> **EXERCISE DESCRIPTION**
Give the number of lines below that contain the word "this", and nothing else.

> **Stored data**
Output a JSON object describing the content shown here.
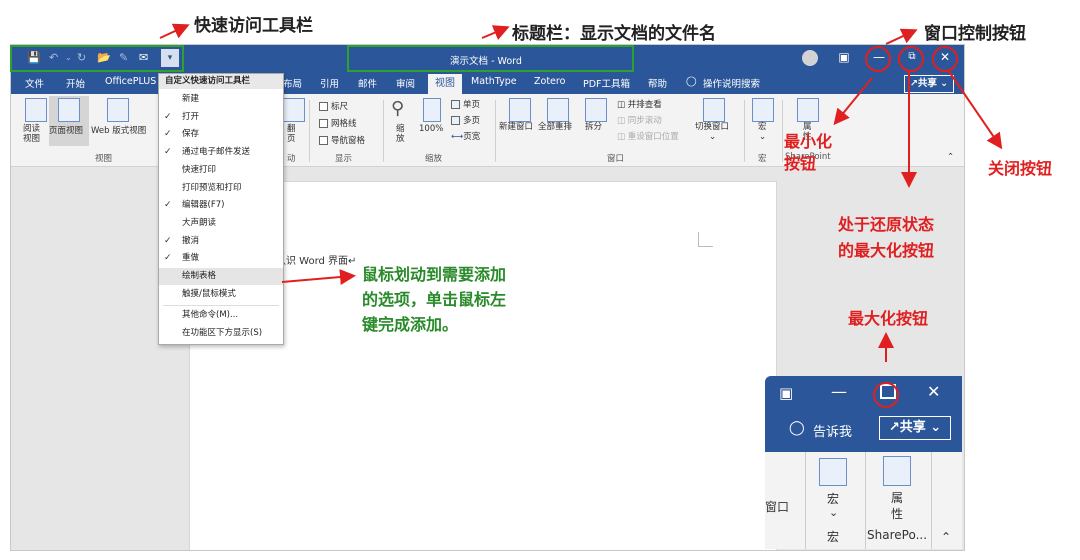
{
  "window": {
    "title": "演示文档 - Word",
    "share_label": "共享",
    "search_label": "操作说明搜索"
  },
  "tabs": [
    "文件",
    "开始",
    "OfficePLUS",
    "布局",
    "引用",
    "邮件",
    "审阅",
    "视图",
    "MathType",
    "Zotero",
    "PDF工具箱",
    "帮助"
  ],
  "active_tab": "视图",
  "ribbon": {
    "read_view": "阅读\n视图",
    "page_view": "页面视图",
    "web_view": "Web 版式视图",
    "views_group": "视图",
    "flip_label": "翻\n页",
    "move_group": "动",
    "show": {
      "ruler": "标尺",
      "gridlines": "网格线",
      "nav_pane": "导航窗格",
      "group": "显示"
    },
    "zoom": {
      "zoom": "缩\n放",
      "percent": "100%",
      "one_page": "单页",
      "multi_page": "多页",
      "page_width": "页宽",
      "group": "缩放"
    },
    "window_group": {
      "new_window": "新建窗口",
      "arrange_all": "全部重排",
      "split": "拆分",
      "side_by_side": "并排查看",
      "sync_scroll": "同步滚动",
      "reset_pos": "重设窗口位置",
      "switch": "切换窗口",
      "group": "窗口"
    },
    "macro": {
      "label": "宏",
      "group": "宏"
    },
    "sharepoint": {
      "label": "属\n性",
      "group": "SharePoint"
    }
  },
  "qat_menu": {
    "title": "自定义快速访问工具栏",
    "items": [
      {
        "label": "新建",
        "checked": false
      },
      {
        "label": "打开",
        "checked": true
      },
      {
        "label": "保存",
        "checked": true
      },
      {
        "label": "通过电子邮件发送",
        "checked": true
      },
      {
        "label": "快速打印",
        "checked": false
      },
      {
        "label": "打印预览和打印",
        "checked": false
      },
      {
        "label": "编辑器(F7)",
        "checked": true
      },
      {
        "label": "大声朗读",
        "checked": false
      },
      {
        "label": "撤消",
        "checked": true
      },
      {
        "label": "重做",
        "checked": true
      },
      {
        "label": "绘制表格",
        "checked": false
      },
      {
        "label": "触摸/鼠标模式",
        "checked": false
      }
    ],
    "more_commands": "其他命令(M)...",
    "show_below": "在功能区下方显示(S)"
  },
  "document": {
    "text": "认识 Word 界面↵"
  },
  "inset": {
    "tell_me": "告诉我",
    "share_label": "共享",
    "window_part": "窗口",
    "macro_label": "宏",
    "macro_group": "宏",
    "props_label": "属\n性",
    "sharepoint_group": "SharePo..."
  },
  "annotations": {
    "qat": "快速访问工具栏",
    "titlebar": "标题栏：显示文档的文件名",
    "window_controls": "窗口控制按钮",
    "minimize": "最小化\n按钮",
    "close": "关闭按钮",
    "restore": "处于还原状态\n的最大化按钮",
    "maximize": "最大化按钮",
    "instruction": "鼠标划动到需要添加\n的选项，单击鼠标左\n键完成添加。"
  },
  "colors": {
    "word_blue": "#2b579a",
    "annotation_red": "#e02020",
    "annotation_green": "#2a8a2a"
  }
}
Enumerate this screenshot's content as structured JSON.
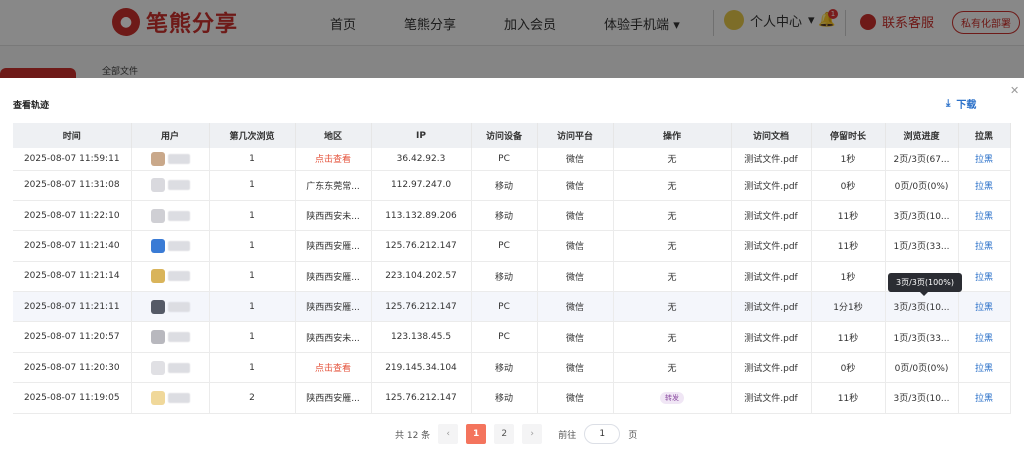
{
  "nav": {
    "logo_text": "笔熊分享",
    "items": [
      "首页",
      "笔熊分享",
      "加入会员",
      "体验手机端"
    ],
    "user_center": "个人中心",
    "bell_count": "1",
    "service": "联系客服",
    "private_deploy": "私有化部署"
  },
  "breadcrumb": "全部文件",
  "modal": {
    "title": "查看轨迹",
    "download": "下载",
    "columns": [
      "时间",
      "用户",
      "第几次浏览",
      "地区",
      "IP",
      "访问设备",
      "访问平台",
      "操作",
      "访问文档",
      "停留时长",
      "浏览进度",
      "拉黑"
    ],
    "rows": [
      {
        "time": "2025-08-07 11:59:11",
        "visit": "1",
        "region": "点击查看",
        "ip": "36.42.92.3",
        "device": "PC",
        "platform": "微信",
        "action": "无",
        "doc": "测试文件.pdf",
        "stay": "1秒",
        "progress": "2页/3页(67...",
        "block": "拉黑"
      },
      {
        "time": "2025-08-07 11:31:08",
        "visit": "1",
        "region": "广东东莞常...",
        "ip": "112.97.247.0",
        "device": "移动",
        "platform": "微信",
        "action": "无",
        "doc": "测试文件.pdf",
        "stay": "0秒",
        "progress": "0页/0页(0%)",
        "block": "拉黑"
      },
      {
        "time": "2025-08-07 11:22:10",
        "visit": "1",
        "region": "陕西西安未...",
        "ip": "113.132.89.206",
        "device": "移动",
        "platform": "微信",
        "action": "无",
        "doc": "测试文件.pdf",
        "stay": "11秒",
        "progress": "3页/3页(10...",
        "block": "拉黑"
      },
      {
        "time": "2025-08-07 11:21:40",
        "visit": "1",
        "region": "陕西西安雁...",
        "ip": "125.76.212.147",
        "device": "PC",
        "platform": "微信",
        "action": "无",
        "doc": "测试文件.pdf",
        "stay": "11秒",
        "progress": "1页/3页(33...",
        "block": "拉黑"
      },
      {
        "time": "2025-08-07 11:21:14",
        "visit": "1",
        "region": "陕西西安雁...",
        "ip": "223.104.202.57",
        "device": "移动",
        "platform": "微信",
        "action": "无",
        "doc": "测试文件.pdf",
        "stay": "1秒",
        "progress": "",
        "block": "拉黑"
      },
      {
        "time": "2025-08-07 11:21:11",
        "visit": "1",
        "region": "陕西西安雁...",
        "ip": "125.76.212.147",
        "device": "PC",
        "platform": "微信",
        "action": "无",
        "doc": "测试文件.pdf",
        "stay": "1分1秒",
        "progress": "3页/3页(10...",
        "block": "拉黑"
      },
      {
        "time": "2025-08-07 11:20:57",
        "visit": "1",
        "region": "陕西西安未...",
        "ip": "123.138.45.5",
        "device": "PC",
        "platform": "微信",
        "action": "无",
        "doc": "测试文件.pdf",
        "stay": "11秒",
        "progress": "1页/3页(33...",
        "block": "拉黑"
      },
      {
        "time": "2025-08-07 11:20:30",
        "visit": "1",
        "region": "点击查看",
        "ip": "219.145.34.104",
        "device": "移动",
        "platform": "微信",
        "action": "无",
        "doc": "测试文件.pdf",
        "stay": "0秒",
        "progress": "0页/0页(0%)",
        "block": "拉黑"
      },
      {
        "time": "2025-08-07 11:19:05",
        "visit": "2",
        "region": "陕西西安雁...",
        "ip": "125.76.212.147",
        "device": "移动",
        "platform": "微信",
        "action": "转发",
        "doc": "测试文件.pdf",
        "stay": "11秒",
        "progress": "3页/3页(10...",
        "block": "拉黑"
      }
    ],
    "tooltip": "3页/3页(100%)"
  },
  "pager": {
    "total": "共 12 条",
    "pages": [
      "1",
      "2"
    ],
    "goto_label": "前往",
    "goto_value": "1",
    "page_suffix": "页"
  },
  "colors": {
    "brand": "#c9302c",
    "accent": "#f4745d",
    "link": "#2a70c9"
  }
}
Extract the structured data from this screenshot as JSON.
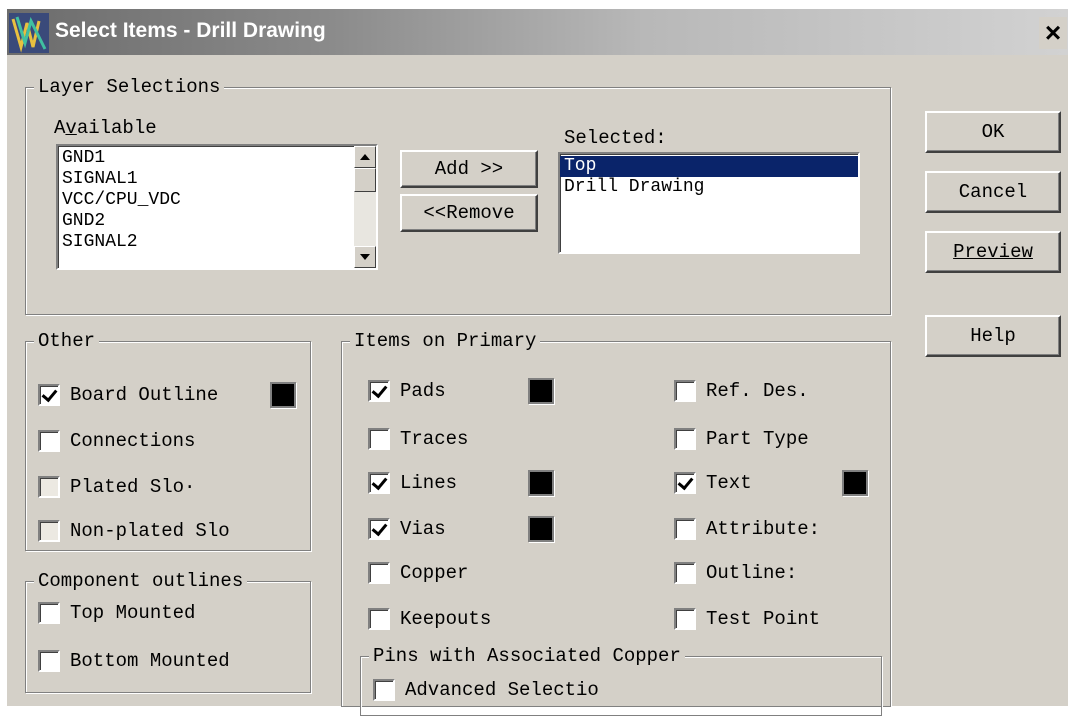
{
  "window": {
    "title": "Select Items - Drill Drawing",
    "close_label": "×"
  },
  "layer_selections": {
    "legend": "Layer Selections",
    "available_label": "Available",
    "available_items": [
      "GND1",
      "SIGNAL1",
      "VCC/CPU_VDC",
      "GND2",
      "SIGNAL2"
    ],
    "selected_label": "Selected:",
    "selected_items": [
      "Top",
      "Drill Drawing"
    ],
    "add_label": "Add >>",
    "remove_label": "<<Remove"
  },
  "buttons": {
    "ok": "OK",
    "cancel": "Cancel",
    "preview": "Preview",
    "help": "Help"
  },
  "other": {
    "legend": "Other",
    "board_outline": "Board Outline",
    "connections": "Connections",
    "plated_slots": "Plated Slo·",
    "non_plated_slots": "Non-plated Slo"
  },
  "component_outlines": {
    "legend": "Component outlines",
    "top_mounted": "Top Mounted",
    "bottom_mounted": "Bottom Mounted"
  },
  "items_on_primary": {
    "legend": "Items on Primary",
    "pads": "Pads",
    "traces": "Traces",
    "lines": "Lines",
    "vias": "Vias",
    "copper": "Copper",
    "keepouts": "Keepouts",
    "ref_des": "Ref. Des.",
    "part_type": "Part Type",
    "text": "Text",
    "attributes": "Attribute:",
    "outlines": "Outline:",
    "test_point": "Test Point"
  },
  "pins_with_copper": {
    "legend": "Pins with Associated Copper",
    "advanced_selection": "Advanced Selectio"
  },
  "colors": {
    "dialog_bg": "#d4d0c8",
    "selection": "#0a246a",
    "swatch": "#000000"
  }
}
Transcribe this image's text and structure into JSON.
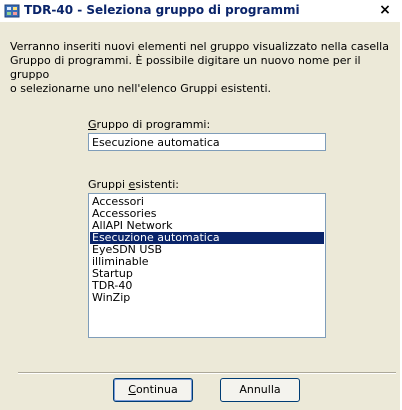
{
  "window": {
    "title": "TDR-40 - Seleziona gruppo di programmi",
    "close_glyph": "×"
  },
  "intro": {
    "line1": "Verranno inseriti nuovi elementi nel gruppo visualizzato nella casella",
    "line2": "Gruppo di programmi. È possibile digitare un nuovo nome per il gruppo",
    "line3": "o selezionarne uno nell'elenco Gruppi esistenti."
  },
  "group_field": {
    "label_mnemonic": "G",
    "label_rest": "ruppo di programmi:",
    "value": "Esecuzione automatica"
  },
  "existing_groups": {
    "label_start": "Gruppi ",
    "label_mnemonic": "e",
    "label_end": "sistenti:",
    "items": [
      {
        "label": "Accessori"
      },
      {
        "label": "Accessories"
      },
      {
        "label": "AllAPI Network"
      },
      {
        "label": "Esecuzione automatica"
      },
      {
        "label": "EyeSDN USB"
      },
      {
        "label": "illiminable"
      },
      {
        "label": "Startup"
      },
      {
        "label": "TDR-40"
      },
      {
        "label": "WinZip"
      }
    ],
    "selected_index": 3
  },
  "buttons": {
    "continue_mnemonic": "C",
    "continue_rest": "ontinua",
    "cancel": "Annulla"
  },
  "colors": {
    "selection": "#0a246a",
    "title_text": "#0a246a",
    "dialog_bg": "#ece9d8"
  },
  "icons": {
    "app": "program-group-icon",
    "close": "close-icon"
  }
}
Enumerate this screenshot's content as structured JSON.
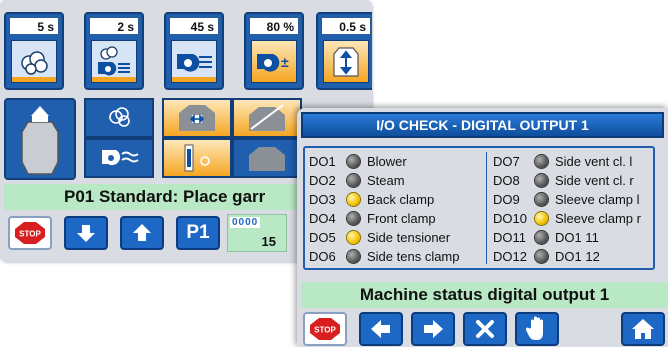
{
  "main_screen": {
    "tiles": [
      {
        "value": "5 s",
        "icon": "steam-cloud-icon"
      },
      {
        "value": "2 s",
        "icon": "blower-steam-icon"
      },
      {
        "value": "45 s",
        "icon": "blower-icon"
      },
      {
        "value": "80 %",
        "icon": "blower-adjust-icon"
      },
      {
        "value": "0.5 s",
        "icon": "garment-vertical-stretch-icon"
      }
    ],
    "status_text": "P01 Standard: Place garr",
    "program_label": "P1",
    "counter_top": "0000",
    "counter_value": "15"
  },
  "io_dialog": {
    "title": "I/O CHECK - DIGITAL OUTPUT 1",
    "left_outputs": [
      {
        "code": "DO1",
        "label": "Blower",
        "state": "off"
      },
      {
        "code": "DO2",
        "label": "Steam",
        "state": "off"
      },
      {
        "code": "DO3",
        "label": "Back clamp",
        "state": "on"
      },
      {
        "code": "DO4",
        "label": "Front clamp",
        "state": "off"
      },
      {
        "code": "DO5",
        "label": "Side tensioner",
        "state": "on"
      },
      {
        "code": "DO6",
        "label": "Side tens clamp",
        "state": "off"
      }
    ],
    "right_outputs": [
      {
        "code": "DO7",
        "label": "Side vent cl. l",
        "state": "off"
      },
      {
        "code": "DO8",
        "label": "Side vent cl. r",
        "state": "off"
      },
      {
        "code": "DO9",
        "label": "Sleeve clamp l",
        "state": "off"
      },
      {
        "code": "DO10",
        "label": "Sleeve clamp r",
        "state": "on"
      },
      {
        "code": "DO11",
        "label": "DO1 11",
        "state": "off"
      },
      {
        "code": "DO12",
        "label": "DO1 12",
        "state": "off"
      }
    ],
    "status_text": "Machine status digital output 1"
  },
  "colors": {
    "panel_blue": "#1f5fae",
    "accent_orange": "#f5a623",
    "status_green": "#b8e8c4",
    "led_on": "#f2c200",
    "led_off": "#4a4a4a",
    "stop_red": "#d81e1e"
  }
}
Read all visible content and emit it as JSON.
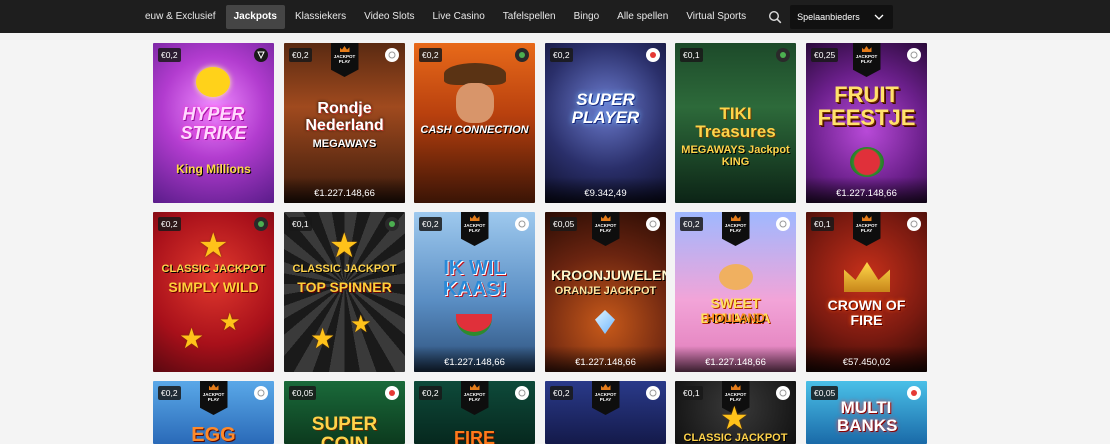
{
  "nav": {
    "items": [
      {
        "label": "euw & Exclusief"
      },
      {
        "label": "Jackpots"
      },
      {
        "label": "Klassiekers"
      },
      {
        "label": "Video Slots"
      },
      {
        "label": "Live Casino"
      },
      {
        "label": "Tafelspellen"
      },
      {
        "label": "Bingo"
      },
      {
        "label": "Alle spellen"
      },
      {
        "label": "Virtual Sports"
      }
    ],
    "active_item": "Jackpots",
    "search_icon": "search-icon",
    "dropdown_label": "Spelaanbieders",
    "dropdown_icon": "chevron-down-icon"
  },
  "jackpot_badge_text": "JACKPOT PLAY",
  "games": [
    {
      "bet": "€0,2",
      "title": "HYPER STRIKE",
      "subtitle": "King Millions",
      "amount": ""
    },
    {
      "bet": "€0,2",
      "title": "Rondje Nederland",
      "subtitle": "MEGAWAYS",
      "amount": "€1.227.148,66"
    },
    {
      "bet": "€0,2",
      "title": "CASH CONNECTION",
      "subtitle": "",
      "amount": ""
    },
    {
      "bet": "€0,2",
      "title": "SUPER PLAYER",
      "subtitle": "",
      "amount": "€9.342,49"
    },
    {
      "bet": "€0,1",
      "title": "TIKI Treasures",
      "subtitle": "MEGAWAYS Jackpot KING",
      "amount": ""
    },
    {
      "bet": "€0,25",
      "title": "FRUIT FEESTJE",
      "subtitle": "",
      "amount": "€1.227.148,66"
    },
    {
      "bet": "€0,2",
      "title": "CLASSIC JACKPOT",
      "subtitle": "SIMPLY WILD",
      "amount": ""
    },
    {
      "bet": "€0,1",
      "title": "CLASSIC JACKPOT",
      "subtitle": "TOP SPINNER",
      "amount": ""
    },
    {
      "bet": "€0,2",
      "title": "IK WIL KAAS!",
      "subtitle": "",
      "amount": "€1.227.148,66"
    },
    {
      "bet": "€0,05",
      "title": "KROONJUWELEN",
      "subtitle": "ORANJE JACKPOT",
      "amount": "€1.227.148,66"
    },
    {
      "bet": "€0,2",
      "title": "SWEET BONANZA",
      "subtitle": "HOLLAND",
      "amount": "€1.227.148,66"
    },
    {
      "bet": "€0,1",
      "title": "CROWN OF FIRE",
      "subtitle": "",
      "amount": "€57.450,02"
    },
    {
      "bet": "€0,2",
      "title": "EGG",
      "subtitle": "",
      "amount": ""
    },
    {
      "bet": "€0,05",
      "title": "SUPER COIN",
      "subtitle": "",
      "amount": ""
    },
    {
      "bet": "€0,2",
      "title": "FIRE",
      "subtitle": "",
      "amount": ""
    },
    {
      "bet": "€0,2",
      "title": "",
      "subtitle": "",
      "amount": ""
    },
    {
      "bet": "€0,1",
      "title": "CLASSIC JACKPOT",
      "subtitle": "",
      "amount": ""
    },
    {
      "bet": "€0,05",
      "title": "MULTI BANKS",
      "subtitle": "",
      "amount": ""
    }
  ]
}
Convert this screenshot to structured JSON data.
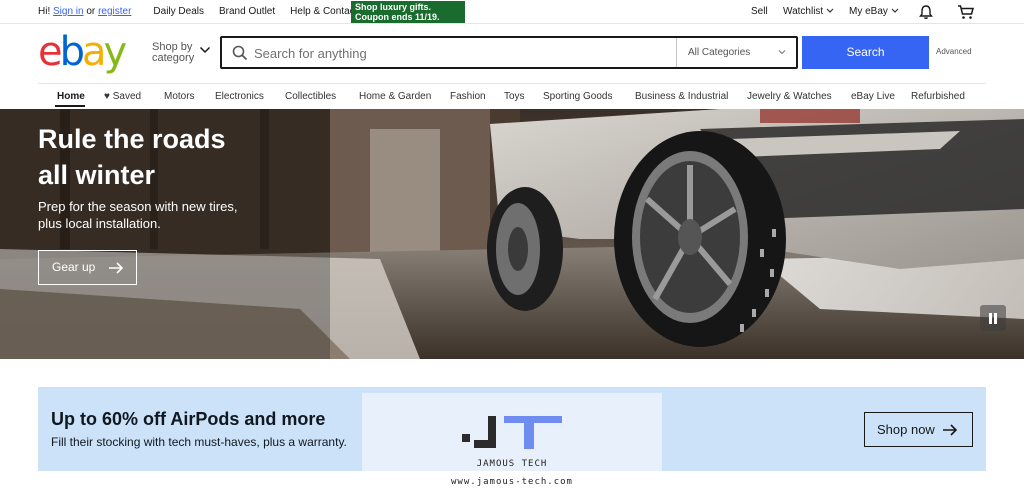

> **EXPECTED ANSWER**
5